══ Raw data

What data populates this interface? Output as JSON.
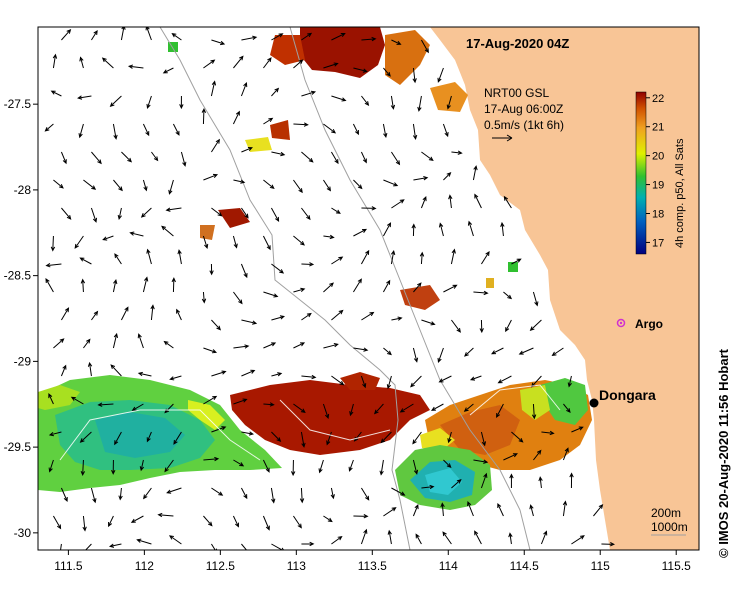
{
  "title": "17-Aug-2020 04Z",
  "legend": {
    "line1": "NRT00 GSL",
    "line2": "17-Aug 06:00Z",
    "line3": "0.5m/s (1kt 6h)"
  },
  "colorbar": {
    "label": "4h comp. p50, All Sats",
    "ticks": [
      "22",
      "21",
      "20",
      "19",
      "18",
      "17"
    ],
    "min": 16.6,
    "max": 22.2
  },
  "contours": {
    "label_a": "200m",
    "label_b": "1000m"
  },
  "places": {
    "argo": "Argo",
    "dongara": "Dongara"
  },
  "credit": "© IMOS 20-Aug-2020 11:56 Hobart",
  "axes": {
    "x_ticks": [
      "111.5",
      "112",
      "112.5",
      "113",
      "113.5",
      "114",
      "114.5",
      "115",
      "115.5"
    ],
    "y_ticks": [
      "-27.5",
      "-28",
      "-28.5",
      "-29",
      "-29.5",
      "-30"
    ],
    "x_range": [
      111.3,
      115.65
    ],
    "y_range": [
      -27.05,
      -30.1
    ]
  },
  "colors": {
    "land": "#f8c596",
    "contour": "#a0a0a0",
    "argo": "#d030d0"
  }
}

════

▶ Goal: Without the pictures, restate each entry exactly.

▶ Solution for this problem:
What data populates this interface? Output as JSON.
{
  "title": "17-Aug-2020 04Z",
  "legend": {
    "line1": "NRT00 GSL",
    "line2": "17-Aug 06:00Z",
    "line3": "0.5m/s (1kt 6h)"
  },
  "colorbar": {
    "label": "4h comp. p50, All Sats",
    "ticks": [
      "22",
      "21",
      "20",
      "19",
      "18",
      "17"
    ],
    "min": 16.6,
    "max": 22.2
  },
  "contours": {
    "label_a": "200m",
    "label_b": "1000m"
  },
  "places": {
    "argo": "Argo",
    "dongara": "Dongara"
  },
  "credit": "© IMOS 20-Aug-2020 11:56 Hobart",
  "axes": {
    "x_ticks": [
      "111.5",
      "112",
      "112.5",
      "113",
      "113.5",
      "114",
      "114.5",
      "115",
      "115.5"
    ],
    "y_ticks": [
      "-27.5",
      "-28",
      "-28.5",
      "-29",
      "-29.5",
      "-30"
    ],
    "x_range": [
      111.3,
      115.65
    ],
    "y_range": [
      -27.05,
      -30.1
    ]
  },
  "colors": {
    "land": "#f8c596",
    "contour": "#a0a0a0",
    "argo": "#d030d0"
  }
}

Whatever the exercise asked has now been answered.